● **Prompt**
Print, exactly and completely, every entry in the data.
◆ ◆ ◆ ◆ ◆ ◆ ◆
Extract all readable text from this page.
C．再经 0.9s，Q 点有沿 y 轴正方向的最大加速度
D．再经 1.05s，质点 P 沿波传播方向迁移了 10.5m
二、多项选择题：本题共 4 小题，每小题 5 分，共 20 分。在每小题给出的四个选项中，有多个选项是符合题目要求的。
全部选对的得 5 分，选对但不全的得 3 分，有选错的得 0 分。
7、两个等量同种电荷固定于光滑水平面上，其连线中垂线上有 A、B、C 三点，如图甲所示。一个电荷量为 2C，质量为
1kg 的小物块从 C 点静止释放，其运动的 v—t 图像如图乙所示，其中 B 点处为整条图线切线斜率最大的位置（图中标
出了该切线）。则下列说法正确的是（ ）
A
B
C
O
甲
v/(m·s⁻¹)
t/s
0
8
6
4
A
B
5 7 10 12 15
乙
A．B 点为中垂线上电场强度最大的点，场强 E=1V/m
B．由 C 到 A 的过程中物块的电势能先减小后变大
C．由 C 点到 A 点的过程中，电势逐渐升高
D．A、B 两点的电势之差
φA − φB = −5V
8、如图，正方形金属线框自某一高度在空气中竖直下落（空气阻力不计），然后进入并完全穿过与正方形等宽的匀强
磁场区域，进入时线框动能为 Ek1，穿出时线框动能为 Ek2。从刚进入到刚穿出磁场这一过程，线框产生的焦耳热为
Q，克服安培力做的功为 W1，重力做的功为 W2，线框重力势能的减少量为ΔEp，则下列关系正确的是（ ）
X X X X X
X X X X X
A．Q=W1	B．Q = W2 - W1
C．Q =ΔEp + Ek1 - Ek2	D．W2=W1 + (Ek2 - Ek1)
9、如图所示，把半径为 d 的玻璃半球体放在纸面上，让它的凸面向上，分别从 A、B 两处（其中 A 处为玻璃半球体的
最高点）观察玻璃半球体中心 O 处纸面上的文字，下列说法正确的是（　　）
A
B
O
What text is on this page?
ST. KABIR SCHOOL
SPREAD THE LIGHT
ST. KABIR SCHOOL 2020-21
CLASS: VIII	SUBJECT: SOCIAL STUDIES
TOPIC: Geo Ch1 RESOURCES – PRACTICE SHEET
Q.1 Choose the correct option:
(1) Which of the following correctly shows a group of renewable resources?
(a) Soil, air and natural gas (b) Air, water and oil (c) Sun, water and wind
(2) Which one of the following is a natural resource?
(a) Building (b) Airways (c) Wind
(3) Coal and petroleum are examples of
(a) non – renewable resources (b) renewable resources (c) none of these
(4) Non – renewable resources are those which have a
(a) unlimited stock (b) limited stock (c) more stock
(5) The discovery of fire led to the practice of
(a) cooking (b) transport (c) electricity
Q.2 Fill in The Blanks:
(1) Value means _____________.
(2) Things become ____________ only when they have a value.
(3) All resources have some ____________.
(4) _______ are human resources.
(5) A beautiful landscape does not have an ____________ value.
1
◆ ◆ ◆ ◆ ◆ ◆ ◆
● **The reply**
Extract all readable text from this page.
C．再经 0.9s，Q 点有沿 y 轴正方向的最大加速度
D．再经 1.05s，质点 P 沿波传播方向迁移了 10.5m
二、多项选择题：本题共 4 小题，每小题 5 分，共 20 分。在每小题给出的四个选项中，有多个选项是符合题目要求的。
全部选对的得 5 分，选对但不全的得 3 分，有选错的得 0 分。
7、两个等量同种电荷固定于光滑水平面上，其连线中垂线上有 A、B、C 三点，如图甲所示。一个电荷量为 2C，质量为
1kg 的小物块从 C 点静止释放，其运动的 v—t 图像如图乙所示，其中 B 点处为整条图线切线斜率最大的位置（图中标
出了该切线）。则下列说法正确的是（ ）
A
B
C
O
甲
v/(m·s⁻¹)
t/s
0
8
6
4
A
B
5 7 10 12 15
乙
A．B 点为中垂线上电场强度最大的点，场强 E=1V/m
B．由 C 到 A 的过程中物块的电势能先减小后变大
C．由 C 点到 A 点的过程中，电势逐渐升高
D．A、B 两点的电势之差
φA − φB = −5V
8、如图，正方形金属线框自某一高度在空气中竖直下落（空气阻力不计），然后进入并完全穿过与正方形等宽的匀强
磁场区域，进入时线框动能为 Ek1，穿出时线框动能为 Ek2。从刚进入到刚穿出磁场这一过程，线框产生的焦耳热为
Q，克服安培力做的功为 W1，重力做的功为 W2，线框重力势能的减少量为ΔEp，则下列关系正确的是（ ）
X X X X X
X X X X X
A．Q=W1	B．Q = W2 - W1
C．Q =ΔEp + Ek1 - Ek2	D．W2=W1 + (Ek2 - Ek1)
9、如图所示，把半径为 d 的玻璃半球体放在纸面上，让它的凸面向上，分别从 A、B 两处（其中 A 处为玻璃半球体的
最高点）观察玻璃半球体中心 O 处纸面上的文字，下列说法正确的是（　　）
A
B
O
What text is on this page?
ST. KABIR SCHOOL
SPREAD THE LIGHT
ST. KABIR SCHOOL 2020-21
CLASS: VIII	SUBJECT: SOCIAL STUDIES
TOPIC: Geo Ch1 RESOURCES – PRACTICE SHEET
Q.1 Choose the correct option:
(1) Which of the following correctly shows a group of renewable resources?
(a) Soil, air and natural gas (b) Air, water and oil (c) Sun, water and wind
(2) Which one of the following is a natural resource?
(a) Building (b) Airways (c) Wind
(3) Coal and petroleum are examples of
(a) non – renewable resources (b) renewable resources (c) none of these
(4) Non – renewable resources are those which have a
(a) unlimited stock (b) limited stock (c) more stock
(5) The discovery of fire led to the practice of
(a) cooking (b) transport (c) electricity
Q.2 Fill in The Blanks:
(1) Value means _____________.
(2) Things become ____________ only when they have a value.
(3) All resources have some ____________.
(4) _______ are human resources.
(5) A beautiful landscape does not have an ____________ value.
1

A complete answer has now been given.